• **Stated goal**:
Work out how many lines of the records hold the string "صحيح", and reply with that number alone.

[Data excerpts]
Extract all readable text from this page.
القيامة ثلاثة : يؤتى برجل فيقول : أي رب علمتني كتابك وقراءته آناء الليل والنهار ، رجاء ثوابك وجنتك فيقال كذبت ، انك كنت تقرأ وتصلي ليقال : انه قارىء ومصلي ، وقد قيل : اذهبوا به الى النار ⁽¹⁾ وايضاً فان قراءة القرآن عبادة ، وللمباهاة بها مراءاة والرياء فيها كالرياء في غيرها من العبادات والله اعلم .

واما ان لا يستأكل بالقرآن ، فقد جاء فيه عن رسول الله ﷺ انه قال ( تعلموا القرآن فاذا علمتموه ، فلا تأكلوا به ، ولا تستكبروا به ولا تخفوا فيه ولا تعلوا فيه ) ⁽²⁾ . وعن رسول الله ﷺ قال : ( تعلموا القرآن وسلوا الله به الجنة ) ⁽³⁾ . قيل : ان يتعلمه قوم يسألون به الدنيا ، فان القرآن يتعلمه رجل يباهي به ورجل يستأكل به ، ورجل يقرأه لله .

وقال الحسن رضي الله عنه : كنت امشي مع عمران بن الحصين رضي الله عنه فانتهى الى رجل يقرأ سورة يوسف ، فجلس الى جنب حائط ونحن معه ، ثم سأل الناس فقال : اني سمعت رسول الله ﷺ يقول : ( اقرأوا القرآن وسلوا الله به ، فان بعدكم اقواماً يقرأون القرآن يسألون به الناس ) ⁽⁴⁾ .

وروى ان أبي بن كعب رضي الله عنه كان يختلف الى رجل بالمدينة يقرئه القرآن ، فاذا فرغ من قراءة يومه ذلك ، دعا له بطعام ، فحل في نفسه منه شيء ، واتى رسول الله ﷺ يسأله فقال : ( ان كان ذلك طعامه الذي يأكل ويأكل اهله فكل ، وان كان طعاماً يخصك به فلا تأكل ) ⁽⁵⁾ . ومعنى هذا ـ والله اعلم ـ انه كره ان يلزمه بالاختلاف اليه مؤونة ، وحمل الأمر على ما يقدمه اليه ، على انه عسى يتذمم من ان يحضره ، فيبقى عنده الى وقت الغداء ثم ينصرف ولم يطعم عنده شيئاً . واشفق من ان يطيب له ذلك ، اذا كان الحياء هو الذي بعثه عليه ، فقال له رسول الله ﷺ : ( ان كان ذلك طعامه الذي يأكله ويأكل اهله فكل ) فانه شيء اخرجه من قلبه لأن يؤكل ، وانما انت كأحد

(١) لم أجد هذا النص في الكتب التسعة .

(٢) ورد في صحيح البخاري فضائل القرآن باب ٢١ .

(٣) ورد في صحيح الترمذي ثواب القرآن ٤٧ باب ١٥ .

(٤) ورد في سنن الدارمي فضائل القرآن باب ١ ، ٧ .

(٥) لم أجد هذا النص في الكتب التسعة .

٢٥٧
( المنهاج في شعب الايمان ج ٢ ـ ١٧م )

• **Exercise response**:
2